◆ REQUIRED WORK
Of all the lines in the material, how many include the word "their"? Reply with the number alone.
▼▼▼
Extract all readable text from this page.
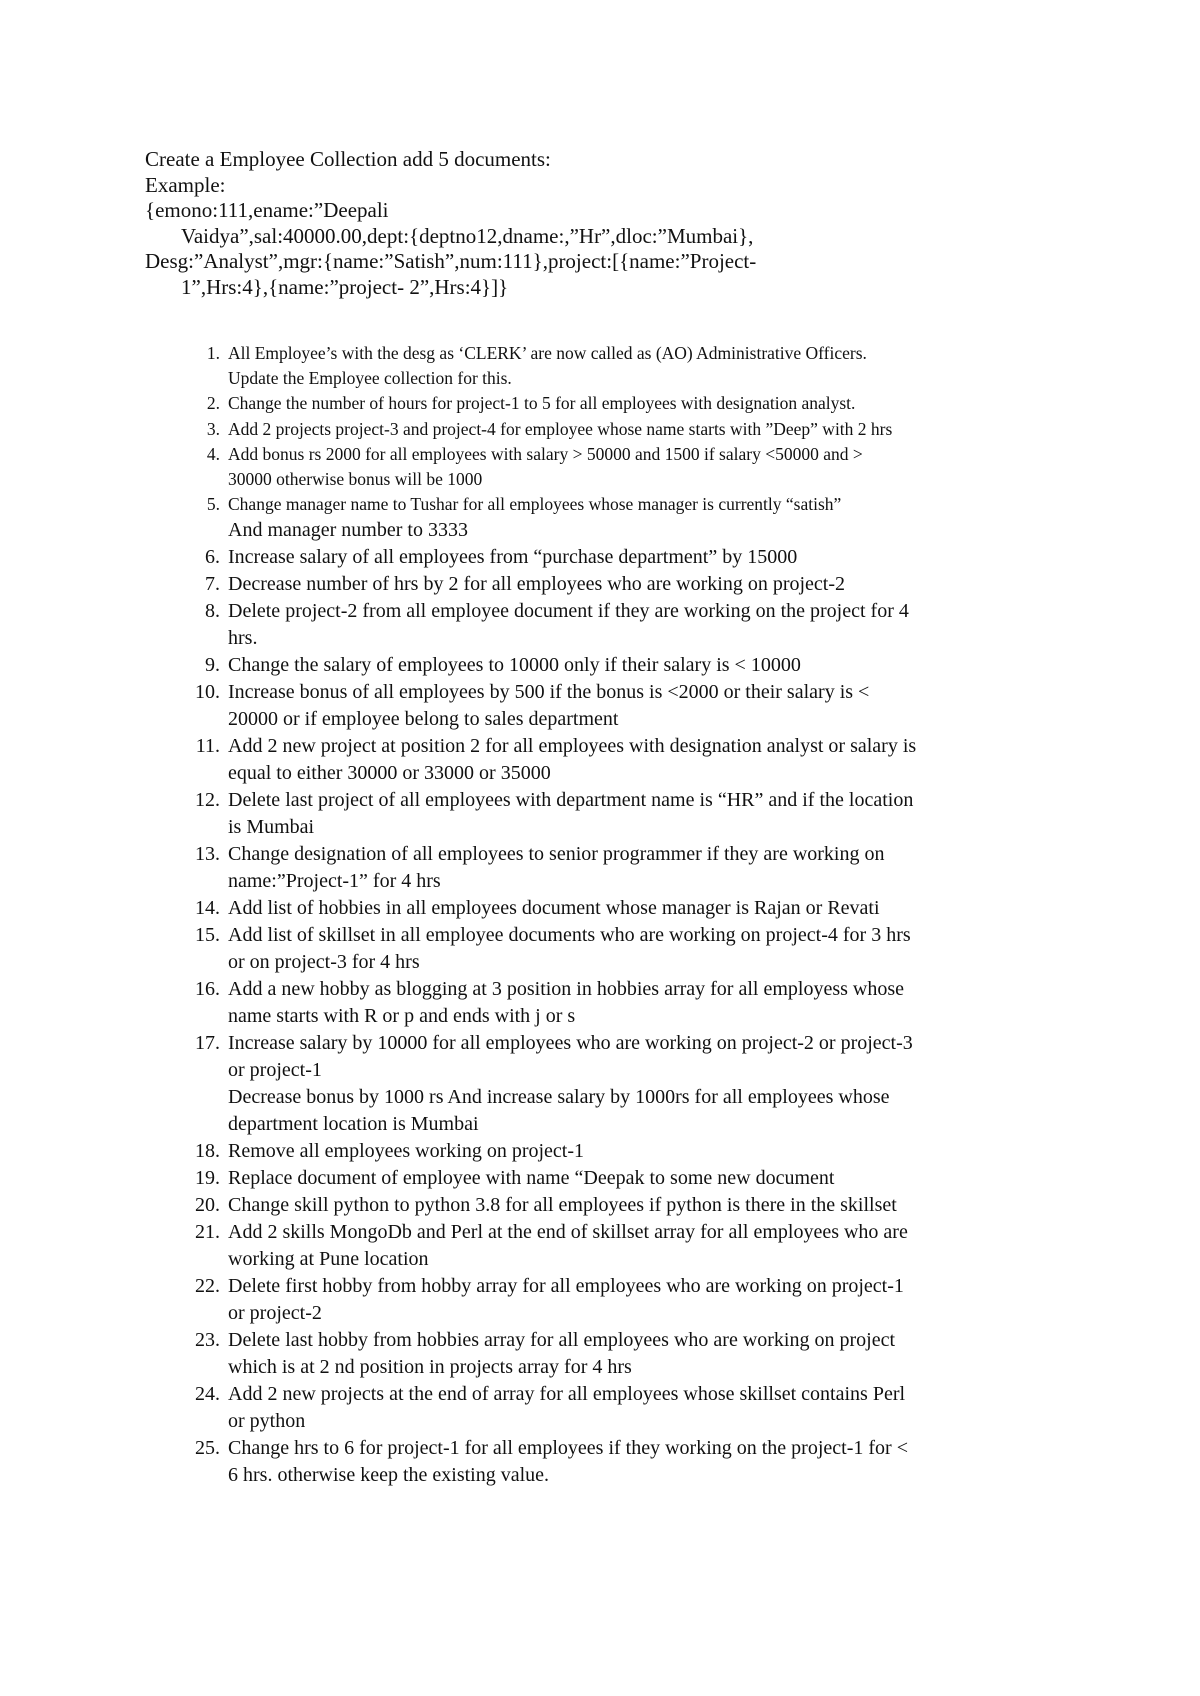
Create a Employee Collection add 5 documents:
Example:
{emono:111,ename:”Deepali
Vaidya”,sal:40000.00,dept:{deptno12,dname:,”Hr”,dloc:”Mumbai},
Desg:”Analyst”,mgr:{name:”Satish”,num:111},project:[{name:”Project-
1”,Hrs:4},{name:”project- 2”,Hrs:4}]}
1. All Employee’s with the desg as ‘CLERK’ are now called as (AO) Administrative Officers.
Update the Employee collection for this.
2. Change the number of hours for project-1 to 5 for all employees with designation analyst.
3. Add 2 projects project-3 and project-4 for employee whose name starts with ”Deep” with 2 hrs
4. Add bonus rs 2000 for all employees with salary > 50000 and 1500 if salary <50000 and >
30000 otherwise bonus will be 1000
5. Change manager name to Tushar for all employees whose manager is currently “satish”
And manager number to 3333
6. Increase salary of all employees from “purchase department” by 15000
7. Decrease number of hrs by 2 for all employees who are working on project-2
8. Delete project-2 from all employee document if they are working on the project for 4
hrs.
9. Change the salary of employees to 10000 only if their salary is < 10000
10. Increase bonus of all employees by 500 if the bonus is <2000 or their salary is <
20000 or if employee belong to sales department
11. Add 2 new project at position 2 for all employees with designation analyst or salary is
equal to either 30000 or 33000 or 35000
12. Delete last project of all employees with department name is “HR” and if the location
is Mumbai
13. Change designation of all employees to senior programmer if they are working on
name:”Project-1” for 4 hrs
14. Add list of hobbies in all employees document whose manager is Rajan or Revati
15. Add list of skillset in all employee documents who are working on project-4 for 3 hrs
or on project-3 for 4 hrs
16. Add a new hobby as blogging at 3 position in hobbies array for all employess whose
name starts with R or p and ends with j or s
17. Increase salary by 10000 for all employees who are working on project-2 or project-3
or project-1
Decrease bonus by 1000 rs And increase salary by 1000rs for all employees whose
department location is Mumbai
18. Remove all employees working on project-1
19. Replace document of employee with name “Deepak to some new document
20. Change skill python to python 3.8 for all employees if python is there in the skillset
21. Add 2 skills MongoDb and Perl at the end of skillset array for all employees who are
working at Pune location
22. Delete first hobby from hobby array for all employees who are working on project-1
or project-2
23. Delete last hobby from hobbies array for all employees who are working on project
which is at 2 nd position in projects array for 4 hrs
24. Add 2 new projects at the end of array for all employees whose skillset contains Perl
or python
25. Change hrs to 6 for project-1 for all employees if they working on the project-1 for <
6 hrs. otherwise keep the existing value.
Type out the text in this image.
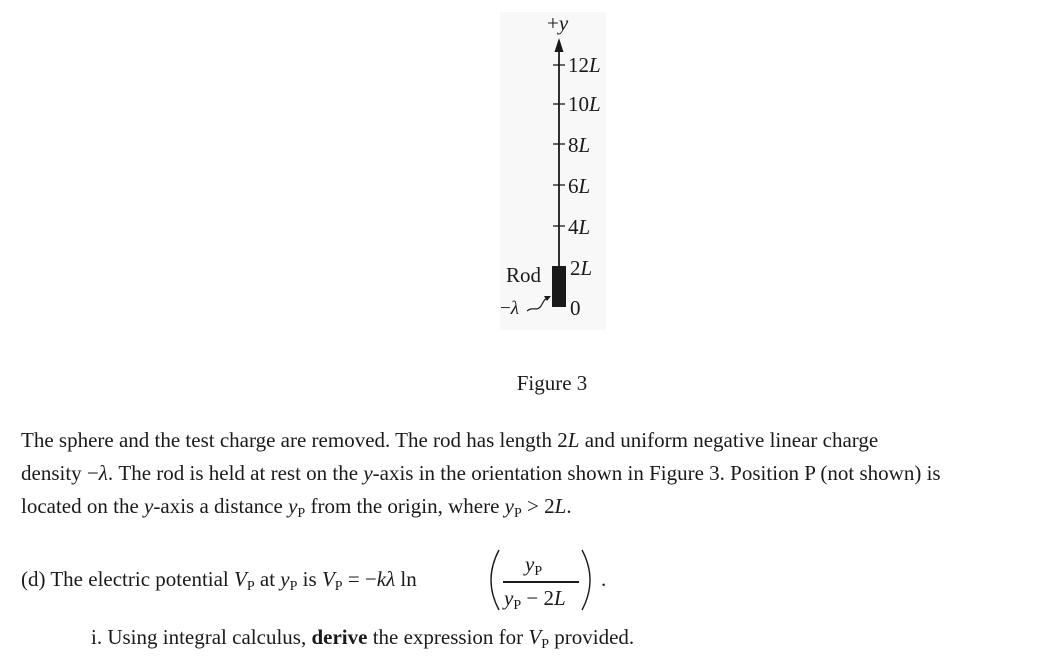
+y
12L
10L
8L
6L
4L
2L
0
Rod
−λ
Figure 3
The sphere and the test charge are removed. The rod has length 2L and uniform negative linear charge
density −λ. The rod is held at rest on the y-axis in the orientation shown in Figure 3. Position P (not shown) is
located on the y-axis a distance $y_P$ from the origin, where $y_P > 2L$.
(d) The electric potential $V_P$ at $y_P$ is $V_P = -k\lambda$ ln
$y_P$
$y_P - 2L$
.
i. Using integral calculus, derive the expression for $V_P$ provided.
▲▲▲
◆ THE REPLY
2